▸ **TEXT SEGMENT**:
The concept presented in No 2 is almost exactly repeated in No 10, but with the extra nuance of a choice between possible refutations to the tries. In the diagram position of No 10 Black has two strong defences; both 1...Rxb3 and 1...Rxe3 secure a flight for the bK. However, after the random first move 1.Sh3? White aims at guarding the c4-square in the threat 2.Qf7-A and so the only refutation is 1…Rxе3(a)! In the second try 1.Sf7!? White guards the d4 square in the corrected threat 2.Qxd6-B (2.Qf7?-A) With perfect analogy the sole refutation is 1…Rxb3(b)! Finally White outwits Black: 1.Sxе4! (2.Sf6-2.Qf7?-2. Qxd6?) 1…Rxb3(b) 2.Qf7-A (2.Qxd6?), 1…Rxе3(а) 2.Qxd6-B (2.Qf7?) and 1…Kxе4 2.Sс3 with a surprising self-pin of the stubborn rook.

In order to implement the harmonious synthesis of TTC + Hannelius, the authors of No. 11 found a fresh mechanism for choice of first move with a wB as the thematic white piece: 1.B~? (> 2.Qс3) 1…Sd5!; 1.Bb4!? (> 2.Sе5-2.Qс3?) 1…Qd5!; 1.Bd4! (> 2.Sе3-2.Qс3?-2.Sе5?) 1…Qd5 2.Qс3 (2.Sе5?) and 1…Sd5 2.Sе5 (2.Qс3?). The presence of the variation 1…b4 2.Sе5# in the first try suggests a direction for expanding the thematic complex.

Tactically interesting is the sequence of play in No 12. This is introduced by the set play 1…fxe5 2.Sf6. After 1.Sе~? (> 2.Sxf6) Black tries in vain to repulse this threat by unpinning bSe4 – 1…f3 2.Sе3. The refutation is 1…Bd8!, since the set response to any move by the black bishop – 2.Qxс6# – is no longer effective. By changing the direction of his attack, White himself unpins bSe4 with 1.Sf3!? (> 2.Rxd4-2.Sxf6?). The primary threat reappears when the released knight defends; 1…Sd2 2.Sxf6(A)#. However, 1…Bxс5! refutes because once again the wQ cannot mate on c6. White may also unpin bSd4 with 1.Sd3!? (>2.Sxf6/2.Sxf4) but 1...Sc2! secures a flight for the bK. The key is the familiar strike; 1.Sxс6! (> 2.Sе7-2.Sxf6?-2. Rxd4?) when Black is helpless. 1…Bxс5 2.Sxf6 (2.Rxd4?), 1…Bd8 2.Rxd4 (2.Sxf6?), plus 1…Kxс6/Rxc5 2.Qb7/Sxb4#. Again TTC with Hannelius (as in No 2, No 10 and No 11), but with the transfer of the initial threat in the second phase.

During the recent decades of the modern history of chess composition interest in this thematic area, which is narrow but exceedingly interesting, has expanded noticeably in the West primarily due to works by British problemists. However, to most of their colleagues living in ex-USSR countries this field still looks rather exotic. The time has come to review the logical structure of TC, to clarify the terms associated and to seek agreement on definitions.

▸ **COLLECTED DATA**:

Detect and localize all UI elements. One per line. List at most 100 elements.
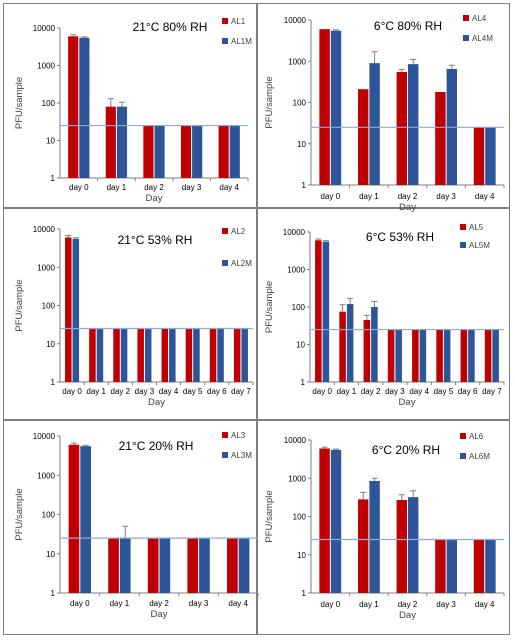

▸ **GIVEN INSTRUCTION**:
Decide whether each statement agrees with the chess problem text, and answer yes or no, quoting the words of the text that settle it.
1. In No 10, the try 1.Sh3? has only one refutation.
2. The thematic white piece in No. 11 is a knight.
3. In ex-USSR countries, most problemists now see this field as familiar.
The listing has no connection to the text.

▸ **RESULT OF THE TASK**:
1. Yes: "the only refutation is 1…Rxе3(a)!"
2. No: "with a wB as the thematic white piece"
3. No: "to most of their colleagues living in ex-USSR countries this field still looks rather exotic"